____ Data for this task

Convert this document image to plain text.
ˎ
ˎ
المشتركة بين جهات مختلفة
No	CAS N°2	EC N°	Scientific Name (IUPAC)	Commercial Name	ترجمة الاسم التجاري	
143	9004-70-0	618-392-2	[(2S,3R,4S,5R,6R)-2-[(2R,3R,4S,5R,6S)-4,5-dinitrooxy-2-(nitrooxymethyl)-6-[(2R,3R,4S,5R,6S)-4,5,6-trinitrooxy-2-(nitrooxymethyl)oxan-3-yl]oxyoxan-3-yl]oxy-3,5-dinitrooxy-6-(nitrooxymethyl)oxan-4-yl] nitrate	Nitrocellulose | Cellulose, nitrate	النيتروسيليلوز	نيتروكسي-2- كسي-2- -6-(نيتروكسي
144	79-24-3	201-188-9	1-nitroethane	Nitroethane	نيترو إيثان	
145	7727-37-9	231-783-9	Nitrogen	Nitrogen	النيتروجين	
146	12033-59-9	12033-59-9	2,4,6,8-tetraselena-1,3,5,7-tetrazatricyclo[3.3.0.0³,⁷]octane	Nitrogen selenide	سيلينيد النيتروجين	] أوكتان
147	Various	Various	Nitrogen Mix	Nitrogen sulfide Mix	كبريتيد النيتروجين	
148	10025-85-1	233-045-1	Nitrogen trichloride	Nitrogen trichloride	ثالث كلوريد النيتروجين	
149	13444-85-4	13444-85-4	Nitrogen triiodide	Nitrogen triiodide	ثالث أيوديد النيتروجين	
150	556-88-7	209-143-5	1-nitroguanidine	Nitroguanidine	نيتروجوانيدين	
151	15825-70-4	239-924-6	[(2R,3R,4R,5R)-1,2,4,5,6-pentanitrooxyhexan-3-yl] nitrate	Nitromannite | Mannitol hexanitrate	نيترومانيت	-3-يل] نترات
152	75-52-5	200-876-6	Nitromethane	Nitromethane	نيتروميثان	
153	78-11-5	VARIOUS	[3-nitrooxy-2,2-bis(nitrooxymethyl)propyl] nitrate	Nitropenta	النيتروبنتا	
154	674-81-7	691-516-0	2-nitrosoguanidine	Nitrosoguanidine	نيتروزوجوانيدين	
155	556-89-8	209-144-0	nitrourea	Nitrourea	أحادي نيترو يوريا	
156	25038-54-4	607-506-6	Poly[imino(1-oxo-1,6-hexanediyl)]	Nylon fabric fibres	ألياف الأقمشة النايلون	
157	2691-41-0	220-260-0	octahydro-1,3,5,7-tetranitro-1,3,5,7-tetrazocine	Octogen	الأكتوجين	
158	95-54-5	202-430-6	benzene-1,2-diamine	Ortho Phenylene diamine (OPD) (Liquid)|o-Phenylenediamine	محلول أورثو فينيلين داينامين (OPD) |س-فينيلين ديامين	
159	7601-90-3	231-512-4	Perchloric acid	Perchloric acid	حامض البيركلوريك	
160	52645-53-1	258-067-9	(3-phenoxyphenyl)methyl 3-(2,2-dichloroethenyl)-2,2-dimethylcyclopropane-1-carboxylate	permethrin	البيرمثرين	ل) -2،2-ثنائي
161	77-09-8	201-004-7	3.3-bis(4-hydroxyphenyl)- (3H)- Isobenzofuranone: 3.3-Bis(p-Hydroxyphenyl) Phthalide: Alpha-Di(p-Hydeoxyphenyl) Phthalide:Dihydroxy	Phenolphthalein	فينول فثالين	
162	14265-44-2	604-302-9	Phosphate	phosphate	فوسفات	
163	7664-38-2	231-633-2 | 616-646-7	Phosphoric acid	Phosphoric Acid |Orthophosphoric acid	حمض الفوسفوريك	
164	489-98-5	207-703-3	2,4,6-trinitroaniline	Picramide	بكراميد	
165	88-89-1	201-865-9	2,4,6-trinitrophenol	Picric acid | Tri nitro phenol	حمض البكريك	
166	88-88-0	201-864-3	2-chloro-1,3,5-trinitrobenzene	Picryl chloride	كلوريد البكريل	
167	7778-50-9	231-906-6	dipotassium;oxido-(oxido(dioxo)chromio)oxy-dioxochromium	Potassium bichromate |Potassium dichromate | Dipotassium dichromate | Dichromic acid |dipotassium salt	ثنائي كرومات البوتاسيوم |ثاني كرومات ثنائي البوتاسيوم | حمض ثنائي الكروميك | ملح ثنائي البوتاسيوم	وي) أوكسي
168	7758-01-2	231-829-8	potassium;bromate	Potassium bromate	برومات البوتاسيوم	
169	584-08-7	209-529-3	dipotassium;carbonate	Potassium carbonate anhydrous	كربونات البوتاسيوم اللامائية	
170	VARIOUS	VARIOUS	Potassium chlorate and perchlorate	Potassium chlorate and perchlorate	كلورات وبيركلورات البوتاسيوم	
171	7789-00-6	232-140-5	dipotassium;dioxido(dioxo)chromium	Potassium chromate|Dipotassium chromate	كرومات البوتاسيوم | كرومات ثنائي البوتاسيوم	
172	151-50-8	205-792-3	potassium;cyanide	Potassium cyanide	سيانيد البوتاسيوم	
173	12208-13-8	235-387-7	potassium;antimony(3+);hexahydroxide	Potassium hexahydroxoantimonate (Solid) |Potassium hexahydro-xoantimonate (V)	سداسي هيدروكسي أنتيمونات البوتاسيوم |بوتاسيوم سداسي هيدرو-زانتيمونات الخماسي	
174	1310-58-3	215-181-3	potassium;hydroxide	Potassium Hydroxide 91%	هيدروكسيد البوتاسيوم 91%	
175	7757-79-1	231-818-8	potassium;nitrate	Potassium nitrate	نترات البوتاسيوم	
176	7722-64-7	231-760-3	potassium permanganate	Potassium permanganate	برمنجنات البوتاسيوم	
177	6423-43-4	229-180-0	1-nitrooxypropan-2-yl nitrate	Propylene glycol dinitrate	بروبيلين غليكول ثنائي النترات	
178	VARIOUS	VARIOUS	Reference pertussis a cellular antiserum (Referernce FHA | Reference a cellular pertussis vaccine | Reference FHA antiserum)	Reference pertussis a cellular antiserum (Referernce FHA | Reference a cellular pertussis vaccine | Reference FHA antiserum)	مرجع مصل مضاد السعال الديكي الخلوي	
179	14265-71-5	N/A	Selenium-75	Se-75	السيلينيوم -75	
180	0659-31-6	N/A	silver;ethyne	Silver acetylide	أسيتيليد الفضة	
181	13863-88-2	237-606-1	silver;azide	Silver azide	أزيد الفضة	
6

________

--- Direction ---
Retype the listing exactly, in full.

--- Final result ---
Convert this document image to plain text.
ˎ
ˎ
المشتركة بين جهات مختلفة
No	CAS N°2	EC N°	Scientific Name (IUPAC)	Commercial Name	ترجمة الاسم التجاري	
143	9004-70-0	618-392-2	[(2S,3R,4S,5R,6R)-2-[(2R,3R,4S,5R,6S)-4,5-dinitrooxy-2-(nitrooxymethyl)-6-[(2R,3R,4S,5R,6S)-4,5,6-trinitrooxy-2-(nitrooxymethyl)oxan-3-yl]oxyoxan-3-yl]oxy-3,5-dinitrooxy-6-(nitrooxymethyl)oxan-4-yl] nitrate	Nitrocellulose | Cellulose, nitrate	النيتروسيليلوز	نيتروكسي-2- كسي-2- -6-(نيتروكسي
144	79-24-3	201-188-9	1-nitroethane	Nitroethane	نيترو إيثان	
145	7727-37-9	231-783-9	Nitrogen	Nitrogen	النيتروجين	
146	12033-59-9	12033-59-9	2,4,6,8-tetraselena-1,3,5,7-tetrazatricyclo[3.3.0.0³,⁷]octane	Nitrogen selenide	سيلينيد النيتروجين	] أوكتان
147	Various	Various	Nitrogen Mix	Nitrogen sulfide Mix	كبريتيد النيتروجين	
148	10025-85-1	233-045-1	Nitrogen trichloride	Nitrogen trichloride	ثالث كلوريد النيتروجين	
149	13444-85-4	13444-85-4	Nitrogen triiodide	Nitrogen triiodide	ثالث أيوديد النيتروجين	
150	556-88-7	209-143-5	1-nitroguanidine	Nitroguanidine	نيتروجوانيدين	
151	15825-70-4	239-924-6	[(2R,3R,4R,5R)-1,2,4,5,6-pentanitrooxyhexan-3-yl] nitrate	Nitromannite | Mannitol hexanitrate	نيترومانيت	-3-يل] نترات
152	75-52-5	200-876-6	Nitromethane	Nitromethane	نيتروميثان	
153	78-11-5	VARIOUS	[3-nitrooxy-2,2-bis(nitrooxymethyl)propyl] nitrate	Nitropenta	النيتروبنتا	
154	674-81-7	691-516-0	2-nitrosoguanidine	Nitrosoguanidine	نيتروزوجوانيدين	
155	556-89-8	209-144-0	nitrourea	Nitrourea	أحادي نيترو يوريا	
156	25038-54-4	607-506-6	Poly[imino(1-oxo-1,6-hexanediyl)]	Nylon fabric fibres	ألياف الأقمشة النايلون	
157	2691-41-0	220-260-0	octahydro-1,3,5,7-tetranitro-1,3,5,7-tetrazocine	Octogen	الأكتوجين	
158	95-54-5	202-430-6	benzene-1,2-diamine	Ortho Phenylene diamine (OPD) (Liquid)|o-Phenylenediamine	محلول أورثو فينيلين داينامين (OPD) |س-فينيلين ديامين	
159	7601-90-3	231-512-4	Perchloric acid	Perchloric acid	حامض البيركلوريك	
160	52645-53-1	258-067-9	(3-phenoxyphenyl)methyl 3-(2,2-dichloroethenyl)-2,2-dimethylcyclopropane-1-carboxylate	permethrin	البيرمثرين	ل) -2،2-ثنائي
161	77-09-8	201-004-7	3.3-bis(4-hydroxyphenyl)- (3H)- Isobenzofuranone: 3.3-Bis(p-Hydroxyphenyl) Phthalide: Alpha-Di(p-Hydeoxyphenyl) Phthalide:Dihydroxy	Phenolphthalein	فينول فثالين	
162	14265-44-2	604-302-9	Phosphate	phosphate	فوسفات	
163	7664-38-2	231-633-2 | 616-646-7	Phosphoric acid	Phosphoric Acid |Orthophosphoric acid	حمض الفوسفوريك	
164	489-98-5	207-703-3	2,4,6-trinitroaniline	Picramide	بكراميد	
165	88-89-1	201-865-9	2,4,6-trinitrophenol	Picric acid | Tri nitro phenol	حمض البكريك	
166	88-88-0	201-864-3	2-chloro-1,3,5-trinitrobenzene	Picryl chloride	كلوريد البكريل	
167	7778-50-9	231-906-6	dipotassium;oxido-(oxido(dioxo)chromio)oxy-dioxochromium	Potassium bichromate |Potassium dichromate | Dipotassium dichromate | Dichromic acid |dipotassium salt	ثنائي كرومات البوتاسيوم |ثاني كرومات ثنائي البوتاسيوم | حمض ثنائي الكروميك | ملح ثنائي البوتاسيوم	وي) أوكسي
168	7758-01-2	231-829-8	potassium;bromate	Potassium bromate	برومات البوتاسيوم	
169	584-08-7	209-529-3	dipotassium;carbonate	Potassium carbonate anhydrous	كربونات البوتاسيوم اللامائية	
170	VARIOUS	VARIOUS	Potassium chlorate and perchlorate	Potassium chlorate and perchlorate	كلورات وبيركلورات البوتاسيوم	
171	7789-00-6	232-140-5	dipotassium;dioxido(dioxo)chromium	Potassium chromate|Dipotassium chromate	كرومات البوتاسيوم | كرومات ثنائي البوتاسيوم	
172	151-50-8	205-792-3	potassium;cyanide	Potassium cyanide	سيانيد البوتاسيوم	
173	12208-13-8	235-387-7	potassium;antimony(3+);hexahydroxide	Potassium hexahydroxoantimonate (Solid) |Potassium hexahydro-xoantimonate (V)	سداسي هيدروكسي أنتيمونات البوتاسيوم |بوتاسيوم سداسي هيدرو-زانتيمونات الخماسي	
174	1310-58-3	215-181-3	potassium;hydroxide	Potassium Hydroxide 91%	هيدروكسيد البوتاسيوم 91%	
175	7757-79-1	231-818-8	potassium;nitrate	Potassium nitrate	نترات البوتاسيوم	
176	7722-64-7	231-760-3	potassium permanganate	Potassium permanganate	برمنجنات البوتاسيوم	
177	6423-43-4	229-180-0	1-nitrooxypropan-2-yl nitrate	Propylene glycol dinitrate	بروبيلين غليكول ثنائي النترات	
178	VARIOUS	VARIOUS	Reference pertussis a cellular antiserum (Referernce FHA | Reference a cellular pertussis vaccine | Reference FHA antiserum)	Reference pertussis a cellular antiserum (Referernce FHA | Reference a cellular pertussis vaccine | Reference FHA antiserum)	مرجع مصل مضاد السعال الديكي الخلوي	
179	14265-71-5	N/A	Selenium-75	Se-75	السيلينيوم -75	
180	0659-31-6	N/A	silver;ethyne	Silver acetylide	أسيتيليد الفضة	
181	13863-88-2	237-606-1	silver;azide	Silver azide	أزيد الفضة	
6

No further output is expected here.